▸ **Exercise prompt**: Every record must be written out once more, with nothing added or omitted.

▸ **Recorded data**:
'''

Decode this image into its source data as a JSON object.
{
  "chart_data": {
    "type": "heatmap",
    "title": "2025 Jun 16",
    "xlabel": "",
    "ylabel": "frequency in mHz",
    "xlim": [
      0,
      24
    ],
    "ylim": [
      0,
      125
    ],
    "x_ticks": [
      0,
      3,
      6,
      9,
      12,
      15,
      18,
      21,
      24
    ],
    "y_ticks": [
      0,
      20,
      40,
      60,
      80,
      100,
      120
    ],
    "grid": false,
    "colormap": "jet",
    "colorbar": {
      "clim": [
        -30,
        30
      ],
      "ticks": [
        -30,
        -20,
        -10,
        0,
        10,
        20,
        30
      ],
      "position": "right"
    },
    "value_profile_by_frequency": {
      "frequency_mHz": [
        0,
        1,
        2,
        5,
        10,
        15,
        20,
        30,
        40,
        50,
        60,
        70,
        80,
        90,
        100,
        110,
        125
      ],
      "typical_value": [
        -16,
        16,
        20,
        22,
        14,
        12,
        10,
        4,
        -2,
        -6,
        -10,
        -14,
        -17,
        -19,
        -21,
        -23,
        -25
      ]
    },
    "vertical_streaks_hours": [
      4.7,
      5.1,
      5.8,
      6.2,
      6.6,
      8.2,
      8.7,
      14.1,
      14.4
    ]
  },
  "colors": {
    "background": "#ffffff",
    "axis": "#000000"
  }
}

'''

▸ **Problem solution**:
Decode this image into its source data as a JSON object.
{
  "chart_data": {
    "type": "heatmap",
    "title": "2025 Jun 16",
    "xlabel": "",
    "ylabel": "frequency in mHz",
    "xlim": [
      0,
      24
    ],
    "ylim": [
      0,
      125
    ],
    "x_ticks": [
      0,
      3,
      6,
      9,
      12,
      15,
      18,
      21,
      24
    ],
    "y_ticks": [
      0,
      20,
      40,
      60,
      80,
      100,
      120
    ],
    "grid": false,
    "colormap": "jet",
    "colorbar": {
      "clim": [
        -30,
        30
      ],
      "ticks": [
        -30,
        -20,
        -10,
        0,
        10,
        20,
        30
      ],
      "position": "right"
    },
    "value_profile_by_frequency": {
      "frequency_mHz": [
        0,
        1,
        2,
        5,
        10,
        15,
        20,
        30,
        40,
        50,
        60,
        70,
        80,
        90,
        100,
        110,
        125
      ],
      "typical_value": [
        -16,
        16,
        20,
        22,
        14,
        12,
        10,
        4,
        -2,
        -6,
        -10,
        -14,
        -17,
        -19,
        -21,
        -23,
        -25
      ]
    },
    "vertical_streaks_hours": [
      4.7,
      5.1,
      5.8,
      6.2,
      6.6,
      8.2,
      8.7,
      14.1,
      14.4
    ]
  },
  "colors": {
    "background": "#ffffff",
    "axis": "#000000"
  }
}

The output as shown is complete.